INSTRUCTIONS FOR THE TASK — Copy out the entries exactly, from the first line to the last.

MATERIALS PROVIDED —
(begin)
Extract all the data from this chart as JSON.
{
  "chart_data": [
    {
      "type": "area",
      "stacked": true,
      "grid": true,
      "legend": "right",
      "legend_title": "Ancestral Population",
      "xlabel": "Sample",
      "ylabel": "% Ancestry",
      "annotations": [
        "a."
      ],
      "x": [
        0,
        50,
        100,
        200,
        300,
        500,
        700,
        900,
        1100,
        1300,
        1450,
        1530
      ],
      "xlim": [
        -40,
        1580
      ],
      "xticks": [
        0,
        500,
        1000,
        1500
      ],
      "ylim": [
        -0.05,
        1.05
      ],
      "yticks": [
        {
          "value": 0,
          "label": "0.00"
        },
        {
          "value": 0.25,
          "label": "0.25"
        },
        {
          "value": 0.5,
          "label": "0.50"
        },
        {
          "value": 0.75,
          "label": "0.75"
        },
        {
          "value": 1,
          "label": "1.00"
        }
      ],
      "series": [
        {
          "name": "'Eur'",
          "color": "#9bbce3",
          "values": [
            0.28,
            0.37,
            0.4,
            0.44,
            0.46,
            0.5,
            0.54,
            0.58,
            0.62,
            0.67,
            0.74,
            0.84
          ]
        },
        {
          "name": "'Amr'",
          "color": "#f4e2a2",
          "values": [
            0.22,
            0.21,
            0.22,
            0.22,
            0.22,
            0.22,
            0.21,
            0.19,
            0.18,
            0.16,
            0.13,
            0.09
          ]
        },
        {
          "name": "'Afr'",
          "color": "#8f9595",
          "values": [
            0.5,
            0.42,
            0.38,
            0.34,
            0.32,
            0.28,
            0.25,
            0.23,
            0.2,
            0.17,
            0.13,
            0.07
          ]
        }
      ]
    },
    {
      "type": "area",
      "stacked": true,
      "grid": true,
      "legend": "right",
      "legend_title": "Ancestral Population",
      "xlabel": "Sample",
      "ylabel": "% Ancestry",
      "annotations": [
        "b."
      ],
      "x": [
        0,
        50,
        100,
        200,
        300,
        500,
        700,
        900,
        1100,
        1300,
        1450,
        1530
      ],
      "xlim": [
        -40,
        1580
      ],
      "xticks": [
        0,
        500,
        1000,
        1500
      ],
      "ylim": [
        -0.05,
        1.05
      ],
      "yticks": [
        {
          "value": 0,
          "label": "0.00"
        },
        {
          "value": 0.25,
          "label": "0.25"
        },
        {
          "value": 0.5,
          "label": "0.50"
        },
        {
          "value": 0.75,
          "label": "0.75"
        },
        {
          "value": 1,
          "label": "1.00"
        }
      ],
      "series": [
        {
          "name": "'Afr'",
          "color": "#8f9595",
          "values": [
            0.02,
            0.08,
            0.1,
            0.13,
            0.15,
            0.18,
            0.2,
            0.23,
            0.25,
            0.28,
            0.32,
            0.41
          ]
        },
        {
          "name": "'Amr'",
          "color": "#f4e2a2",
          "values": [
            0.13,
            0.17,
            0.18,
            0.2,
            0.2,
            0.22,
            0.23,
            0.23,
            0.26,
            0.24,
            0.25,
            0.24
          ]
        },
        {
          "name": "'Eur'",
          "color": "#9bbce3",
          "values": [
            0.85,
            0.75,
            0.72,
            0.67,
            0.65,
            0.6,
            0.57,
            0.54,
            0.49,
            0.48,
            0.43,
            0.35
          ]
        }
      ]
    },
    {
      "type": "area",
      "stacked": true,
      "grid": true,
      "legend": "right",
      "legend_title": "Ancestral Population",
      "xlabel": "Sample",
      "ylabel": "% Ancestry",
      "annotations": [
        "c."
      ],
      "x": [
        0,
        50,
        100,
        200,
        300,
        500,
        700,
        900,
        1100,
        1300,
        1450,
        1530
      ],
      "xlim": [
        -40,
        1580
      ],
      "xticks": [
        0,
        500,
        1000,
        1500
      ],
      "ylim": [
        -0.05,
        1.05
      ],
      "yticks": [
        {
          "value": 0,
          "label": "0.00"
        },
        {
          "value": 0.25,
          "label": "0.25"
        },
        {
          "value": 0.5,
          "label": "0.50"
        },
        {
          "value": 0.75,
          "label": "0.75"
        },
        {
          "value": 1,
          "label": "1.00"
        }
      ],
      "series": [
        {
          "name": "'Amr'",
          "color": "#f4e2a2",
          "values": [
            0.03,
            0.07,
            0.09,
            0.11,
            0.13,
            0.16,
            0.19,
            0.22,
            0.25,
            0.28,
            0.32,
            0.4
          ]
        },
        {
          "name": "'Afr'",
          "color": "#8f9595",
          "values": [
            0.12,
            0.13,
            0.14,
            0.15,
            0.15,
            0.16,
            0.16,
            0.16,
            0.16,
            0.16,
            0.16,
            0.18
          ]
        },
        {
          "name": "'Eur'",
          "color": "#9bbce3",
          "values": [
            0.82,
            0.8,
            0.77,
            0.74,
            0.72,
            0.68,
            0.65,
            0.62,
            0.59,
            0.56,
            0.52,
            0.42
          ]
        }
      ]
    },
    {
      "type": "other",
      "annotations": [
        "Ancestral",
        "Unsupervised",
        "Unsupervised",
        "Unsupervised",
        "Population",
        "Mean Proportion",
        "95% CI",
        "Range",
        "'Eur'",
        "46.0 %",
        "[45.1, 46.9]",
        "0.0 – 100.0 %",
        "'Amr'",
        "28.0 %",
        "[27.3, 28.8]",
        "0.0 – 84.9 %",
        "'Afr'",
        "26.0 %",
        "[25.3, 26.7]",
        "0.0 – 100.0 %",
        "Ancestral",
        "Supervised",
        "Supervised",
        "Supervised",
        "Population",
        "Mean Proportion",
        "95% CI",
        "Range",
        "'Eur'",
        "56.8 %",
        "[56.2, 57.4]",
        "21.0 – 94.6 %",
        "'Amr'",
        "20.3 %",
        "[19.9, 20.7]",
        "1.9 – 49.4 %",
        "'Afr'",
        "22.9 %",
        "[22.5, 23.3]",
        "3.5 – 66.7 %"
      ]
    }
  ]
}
(end)
WRITTEN SOLUTION —
Extract all the data from this chart as JSON.
{
  "chart_data": [
    {
      "type": "area",
      "stacked": true,
      "grid": true,
      "legend": "right",
      "legend_title": "Ancestral Population",
      "xlabel": "Sample",
      "ylabel": "% Ancestry",
      "annotations": [
        "a."
      ],
      "x": [
        0,
        50,
        100,
        200,
        300,
        500,
        700,
        900,
        1100,
        1300,
        1450,
        1530
      ],
      "xlim": [
        -40,
        1580
      ],
      "xticks": [
        0,
        500,
        1000,
        1500
      ],
      "ylim": [
        -0.05,
        1.05
      ],
      "yticks": [
        {
          "value": 0,
          "label": "0.00"
        },
        {
          "value": 0.25,
          "label": "0.25"
        },
        {
          "value": 0.5,
          "label": "0.50"
        },
        {
          "value": 0.75,
          "label": "0.75"
        },
        {
          "value": 1,
          "label": "1.00"
        }
      ],
      "series": [
        {
          "name": "'Eur'",
          "color": "#9bbce3",
          "values": [
            0.28,
            0.37,
            0.4,
            0.44,
            0.46,
            0.5,
            0.54,
            0.58,
            0.62,
            0.67,
            0.74,
            0.84
          ]
        },
        {
          "name": "'Amr'",
          "color": "#f4e2a2",
          "values": [
            0.22,
            0.21,
            0.22,
            0.22,
            0.22,
            0.22,
            0.21,
            0.19,
            0.18,
            0.16,
            0.13,
            0.09
          ]
        },
        {
          "name": "'Afr'",
          "color": "#8f9595",
          "values": [
            0.5,
            0.42,
            0.38,
            0.34,
            0.32,
            0.28,
            0.25,
            0.23,
            0.2,
            0.17,
            0.13,
            0.07
          ]
        }
      ]
    },
    {
      "type": "area",
      "stacked": true,
      "grid": true,
      "legend": "right",
      "legend_title": "Ancestral Population",
      "xlabel": "Sample",
      "ylabel": "% Ancestry",
      "annotations": [
        "b."
      ],
      "x": [
        0,
        50,
        100,
        200,
        300,
        500,
        700,
        900,
        1100,
        1300,
        1450,
        1530
      ],
      "xlim": [
        -40,
        1580
      ],
      "xticks": [
        0,
        500,
        1000,
        1500
      ],
      "ylim": [
        -0.05,
        1.05
      ],
      "yticks": [
        {
          "value": 0,
          "label": "0.00"
        },
        {
          "value": 0.25,
          "label": "0.25"
        },
        {
          "value": 0.5,
          "label": "0.50"
        },
        {
          "value": 0.75,
          "label": "0.75"
        },
        {
          "value": 1,
          "label": "1.00"
        }
      ],
      "series": [
        {
          "name": "'Afr'",
          "color": "#8f9595",
          "values": [
            0.02,
            0.08,
            0.1,
            0.13,
            0.15,
            0.18,
            0.2,
            0.23,
            0.25,
            0.28,
            0.32,
            0.41
          ]
        },
        {
          "name": "'Amr'",
          "color": "#f4e2a2",
          "values": [
            0.13,
            0.17,
            0.18,
            0.2,
            0.2,
            0.22,
            0.23,
            0.23,
            0.26,
            0.24,
            0.25,
            0.24
          ]
        },
        {
          "name": "'Eur'",
          "color": "#9bbce3",
          "values": [
            0.85,
            0.75,
            0.72,
            0.67,
            0.65,
            0.6,
            0.57,
            0.54,
            0.49,
            0.48,
            0.43,
            0.35
          ]
        }
      ]
    },
    {
      "type": "area",
      "stacked": true,
      "grid": true,
      "legend": "right",
      "legend_title": "Ancestral Population",
      "xlabel": "Sample",
      "ylabel": "% Ancestry",
      "annotations": [
        "c."
      ],
      "x": [
        0,
        50,
        100,
        200,
        300,
        500,
        700,
        900,
        1100,
        1300,
        1450,
        1530
      ],
      "xlim": [
        -40,
        1580
      ],
      "xticks": [
        0,
        500,
        1000,
        1500
      ],
      "ylim": [
        -0.05,
        1.05
      ],
      "yticks": [
        {
          "value": 0,
          "label": "0.00"
        },
        {
          "value": 0.25,
          "label": "0.25"
        },
        {
          "value": 0.5,
          "label": "0.50"
        },
        {
          "value": 0.75,
          "label": "0.75"
        },
        {
          "value": 1,
          "label": "1.00"
        }
      ],
      "series": [
        {
          "name": "'Amr'",
          "color": "#f4e2a2",
          "values": [
            0.03,
            0.07,
            0.09,
            0.11,
            0.13,
            0.16,
            0.19,
            0.22,
            0.25,
            0.28,
            0.32,
            0.4
          ]
        },
        {
          "name": "'Afr'",
          "color": "#8f9595",
          "values": [
            0.12,
            0.13,
            0.14,
            0.15,
            0.15,
            0.16,
            0.16,
            0.16,
            0.16,
            0.16,
            0.16,
            0.18
          ]
        },
        {
          "name": "'Eur'",
          "color": "#9bbce3",
          "values": [
            0.82,
            0.8,
            0.77,
            0.74,
            0.72,
            0.68,
            0.65,
            0.62,
            0.59,
            0.56,
            0.52,
            0.42
          ]
        }
      ]
    },
    {
      "type": "other",
      "annotations": [
        "Ancestral",
        "Unsupervised",
        "Unsupervised",
        "Unsupervised",
        "Population",
        "Mean Proportion",
        "95% CI",
        "Range",
        "'Eur'",
        "46.0 %",
        "[45.1, 46.9]",
        "0.0 – 100.0 %",
        "'Amr'",
        "28.0 %",
        "[27.3, 28.8]",
        "0.0 – 84.9 %",
        "'Afr'",
        "26.0 %",
        "[25.3, 26.7]",
        "0.0 – 100.0 %",
        "Ancestral",
        "Supervised",
        "Supervised",
        "Supervised",
        "Population",
        "Mean Proportion",
        "95% CI",
        "Range",
        "'Eur'",
        "56.8 %",
        "[56.2, 57.4]",
        "21.0 – 94.6 %",
        "'Amr'",
        "20.3 %",
        "[19.9, 20.7]",
        "1.9 – 49.4 %",
        "'Afr'",
        "22.9 %",
        "[22.5, 23.3]",
        "3.5 – 66.7 %"
      ]
    }
  ]
}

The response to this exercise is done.